THE EXERCISE => Tally up the lines carrying the string "Maximum" and respond with only the resulting number.

Start of DATASET

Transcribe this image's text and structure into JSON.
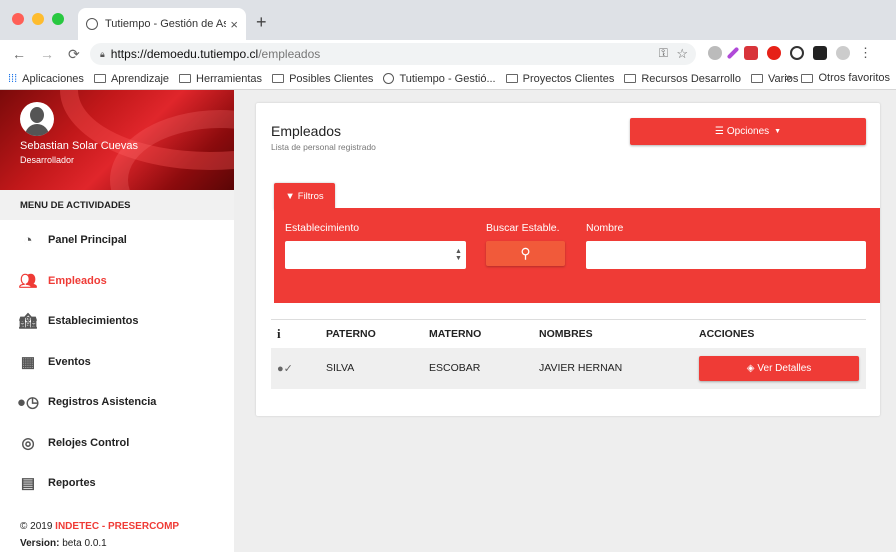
{
  "browser": {
    "tab_title": "Tutiempo - Gestión de Asistenc",
    "tab_close": "×",
    "new_tab": "+",
    "url_host": "https://demoedu.tutiempo.cl",
    "url_path": "/empleados",
    "bookmarks": [
      "Aplicaciones",
      "Aprendizaje",
      "Herramientas",
      "Posibles Clientes",
      "Tutiempo - Gestió...",
      "Proyectos Clientes",
      "Recursos Desarrollo",
      "Varios"
    ],
    "more": "»",
    "other_bookmarks": "Otros favoritos"
  },
  "sidebar": {
    "user_name": "Sebastian Solar Cuevas",
    "user_role": "Desarrollador",
    "menu_header": "MENU DE ACTIVIDADES",
    "items": [
      {
        "label": "Panel Principal",
        "icon": "dashboard-icon"
      },
      {
        "label": "Empleados",
        "icon": "users-icon",
        "active": true
      },
      {
        "label": "Establecimientos",
        "icon": "building-icon"
      },
      {
        "label": "Eventos",
        "icon": "calendar-icon"
      },
      {
        "label": "Registros Asistencia",
        "icon": "user-clock-icon"
      },
      {
        "label": "Relojes Control",
        "icon": "fingerprint-icon"
      },
      {
        "label": "Reportes",
        "icon": "report-icon"
      }
    ],
    "footer_copy": "© 2019 ",
    "footer_brand": "INDETEC - PRESERCOMP",
    "version_label": "Version:",
    "version_value": " beta 0.0.1"
  },
  "main": {
    "title": "Empleados",
    "subtitle": "Lista de personal registrado",
    "options_button": "Opciones",
    "filters_tab": "Filtros",
    "filters": {
      "establecimiento_label": "Establecimiento",
      "buscar_label": "Buscar Estable.",
      "nombre_label": "Nombre",
      "establecimiento_value": "",
      "nombre_value": ""
    },
    "table": {
      "headers": [
        "i",
        "PATERNO",
        "MATERNO",
        "NOMBRES",
        "ACCIONES"
      ],
      "rows": [
        {
          "paterno": "SILVA",
          "materno": "ESCOBAR",
          "nombres": "JAVIER HERNAN",
          "action": "Ver Detalles"
        }
      ]
    }
  },
  "colors": {
    "accent": "#ef3b36",
    "page_bg": "#eeeeee"
  }
}
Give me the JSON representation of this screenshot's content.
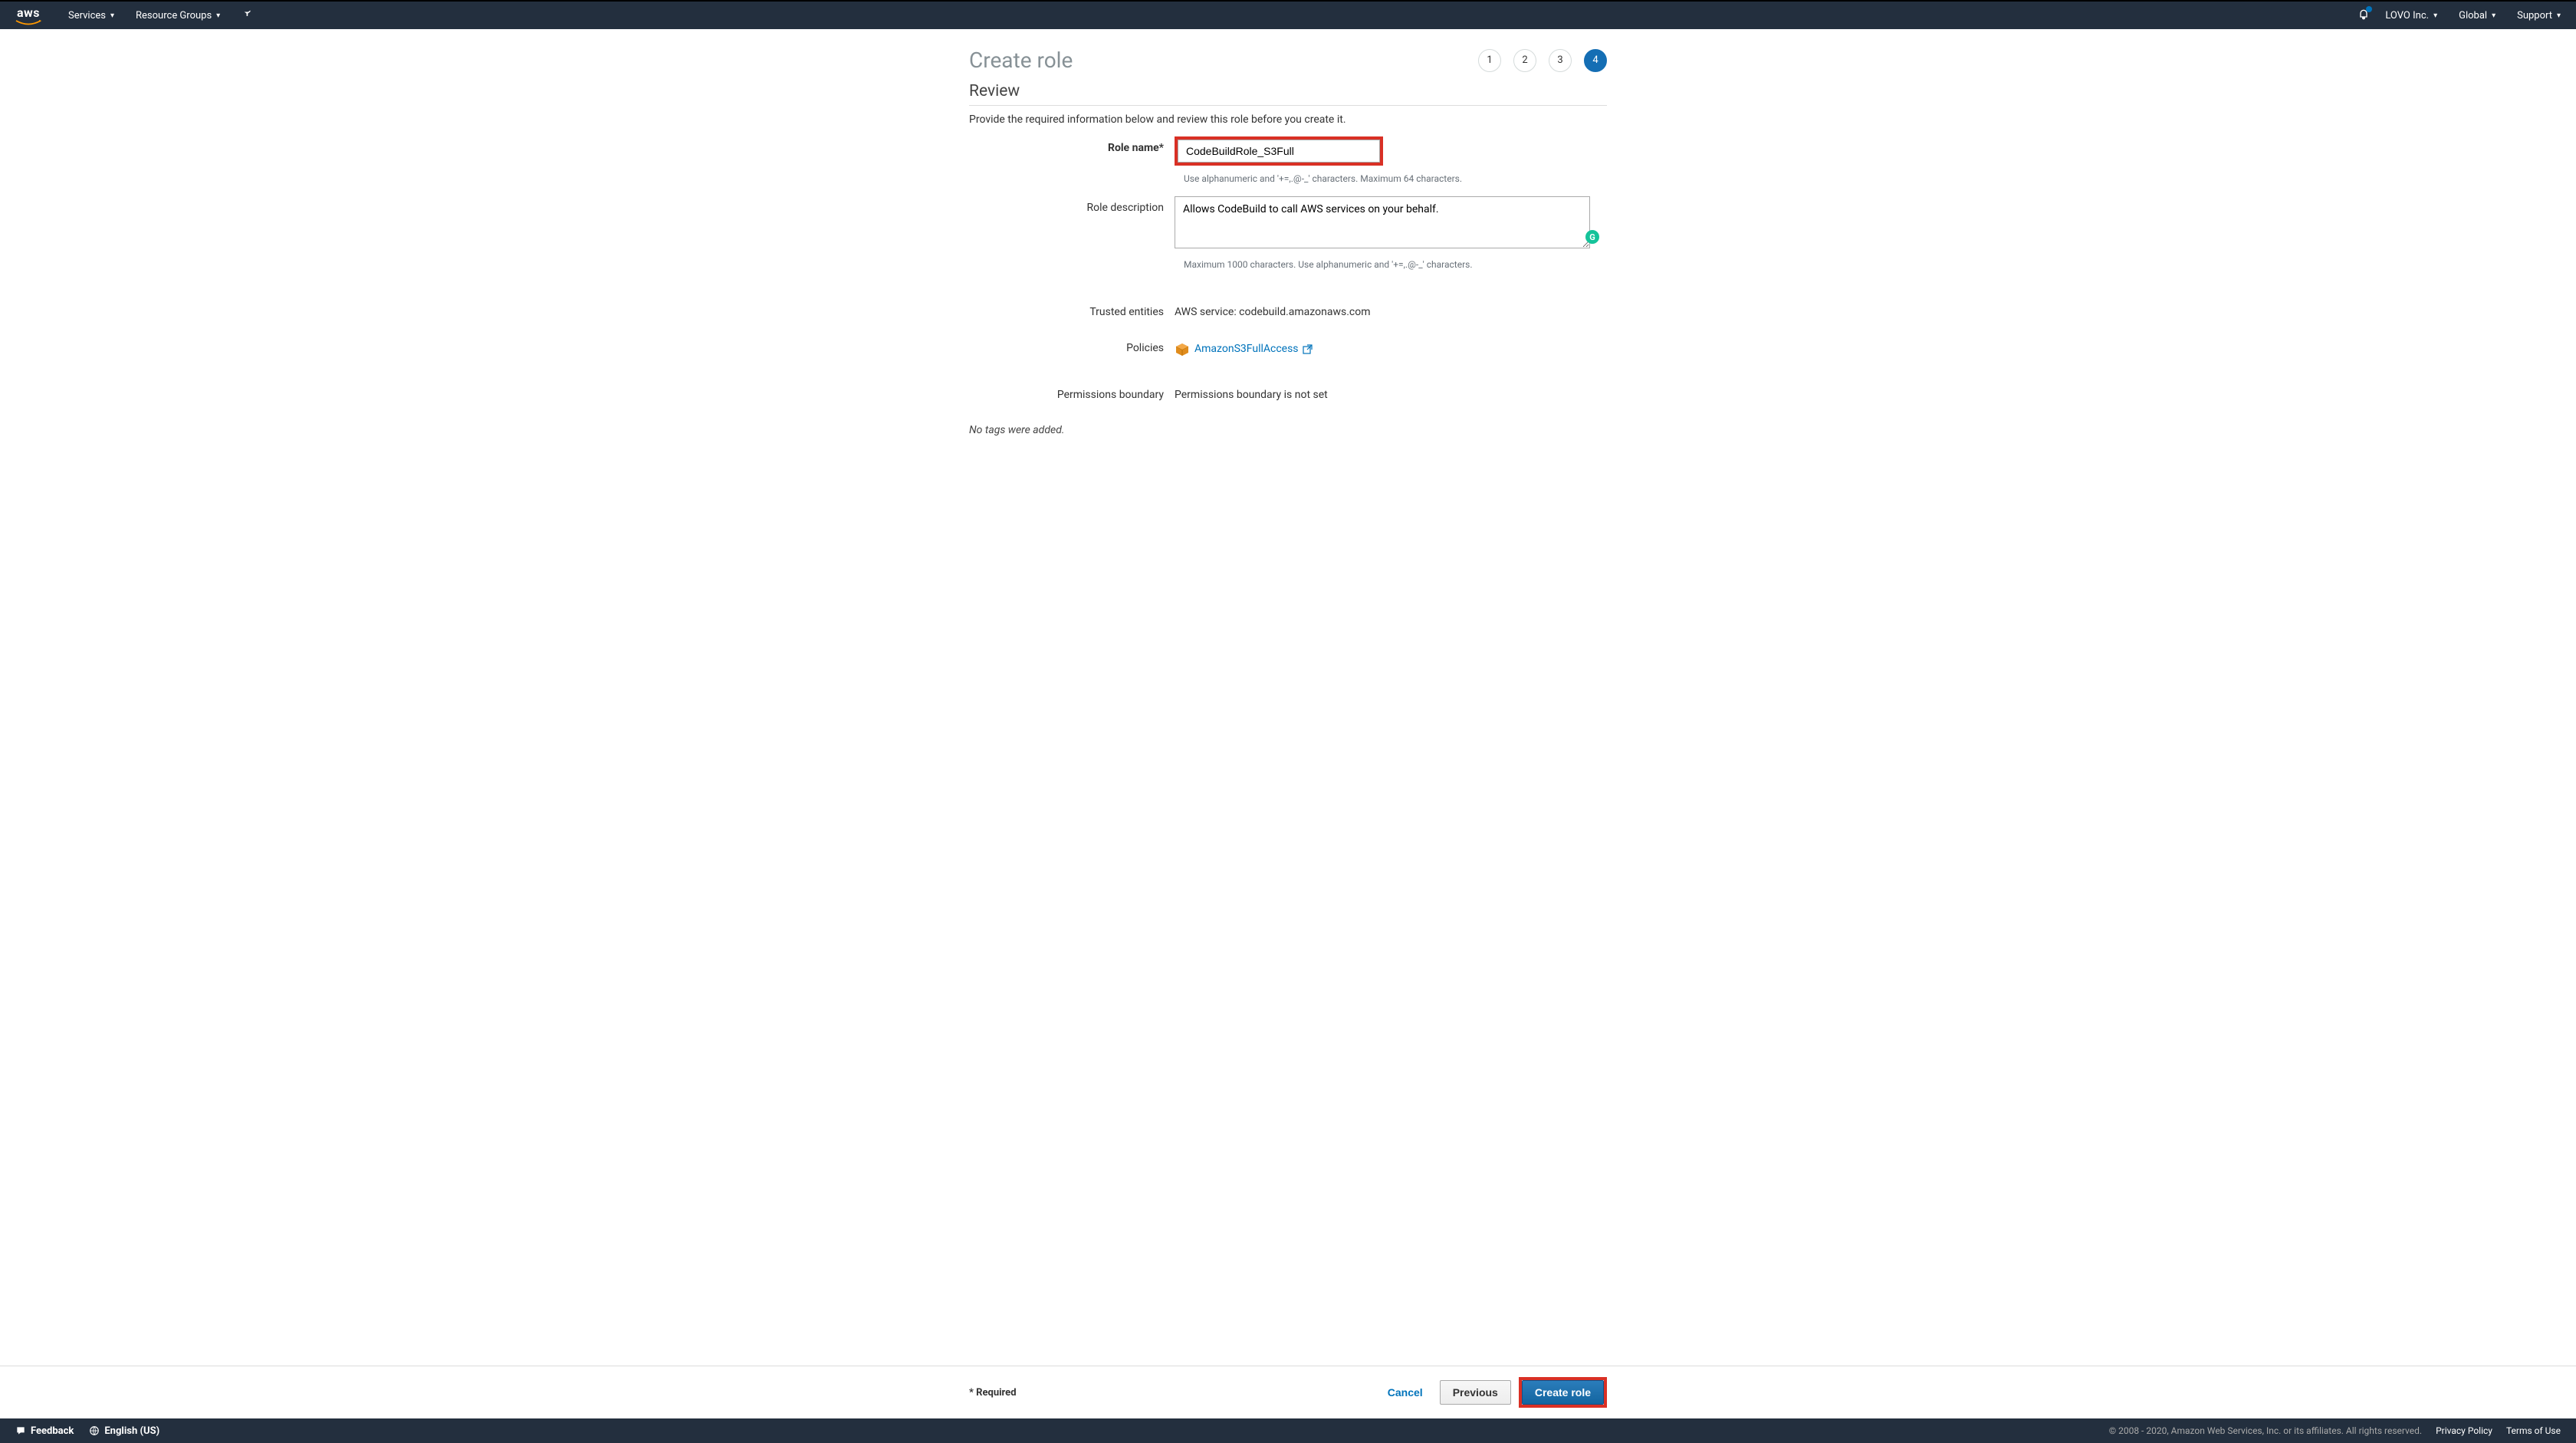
{
  "topnav": {
    "services": "Services",
    "resourceGroups": "Resource Groups",
    "account": "LOVO Inc.",
    "region": "Global",
    "support": "Support"
  },
  "page": {
    "title": "Create role",
    "steps": [
      "1",
      "2",
      "3",
      "4"
    ],
    "activeStep": 4
  },
  "section": {
    "title": "Review",
    "desc": "Provide the required information below and review this role before you create it."
  },
  "form": {
    "roleName": {
      "label": "Role name*",
      "value": "CodeBuildRole_S3Full",
      "help": "Use alphanumeric and '+=,.@-_' characters. Maximum 64 characters."
    },
    "roleDescription": {
      "label": "Role description",
      "value": "Allows CodeBuild to call AWS services on your behalf.",
      "help": "Maximum 1000 characters. Use alphanumeric and '+=,.@-_' characters."
    },
    "trustedEntities": {
      "label": "Trusted entities",
      "value": "AWS service: codebuild.amazonaws.com"
    },
    "policies": {
      "label": "Policies",
      "linkText": "AmazonS3FullAccess"
    },
    "permissionsBoundary": {
      "label": "Permissions boundary",
      "value": "Permissions boundary is not set"
    },
    "tagsNote": "No tags were added."
  },
  "actions": {
    "requiredNote": "* Required",
    "cancel": "Cancel",
    "previous": "Previous",
    "createRole": "Create role"
  },
  "footer": {
    "feedback": "Feedback",
    "language": "English (US)",
    "copyright": "© 2008 - 2020, Amazon Web Services, Inc. or its affiliates. All rights reserved.",
    "privacy": "Privacy Policy",
    "terms": "Terms of Use"
  },
  "grammarly": {
    "badge": "G"
  }
}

End of DATASET

RESPONSE FOR THIS EXERCISE => 2